• **TASK**: Search the material for the string "multiple", then return every line where it is found.

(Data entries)

□ □ □ □ □ □ □

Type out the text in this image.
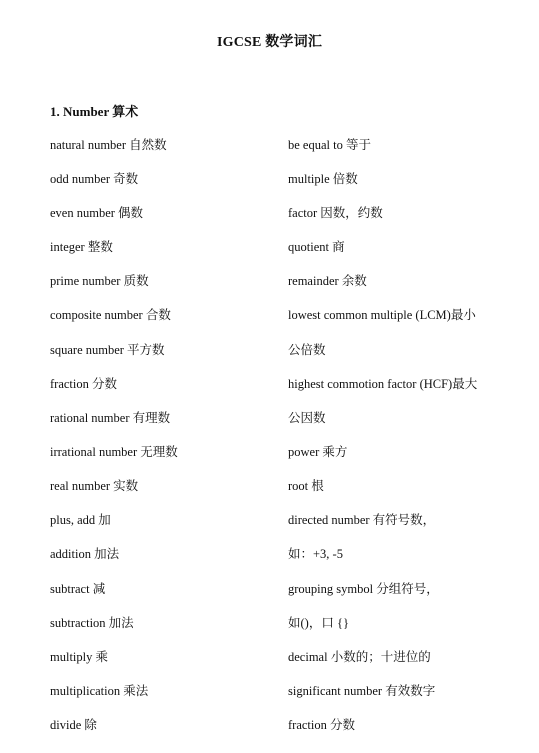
IGCSE 数学词汇
1. Number 算术
natural number 自然数
odd number 奇数
even number 偶数
integer 整数
prime number 质数
composite number 合数
square number 平方数
fraction 分数
rational number 有理数
irrational number 无理数
real number 实数
plus, add 加
addition 加法
subtract 减
subtraction 加法
multiply 乘
multiplication 乘法
divide 除
be equal to 等于
multiple 倍数
factor 因数，约数
quotient 商
remainder 余数
lowest common multiple (LCM)最小
公倍数
highest commotion factor (HCF)最大
公因数
power 乘方
root 根
directed number 有符号数，
如：+3, -5
grouping symbol 分组符号，
如()，口 {}
decimal 小数的；十进位的
significant number 有效数字
fraction 分数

□ □ □ □ □ □ □

• **CORRECT ANSWER**:
multiple 倍数
lowest common multiple (LCM)最小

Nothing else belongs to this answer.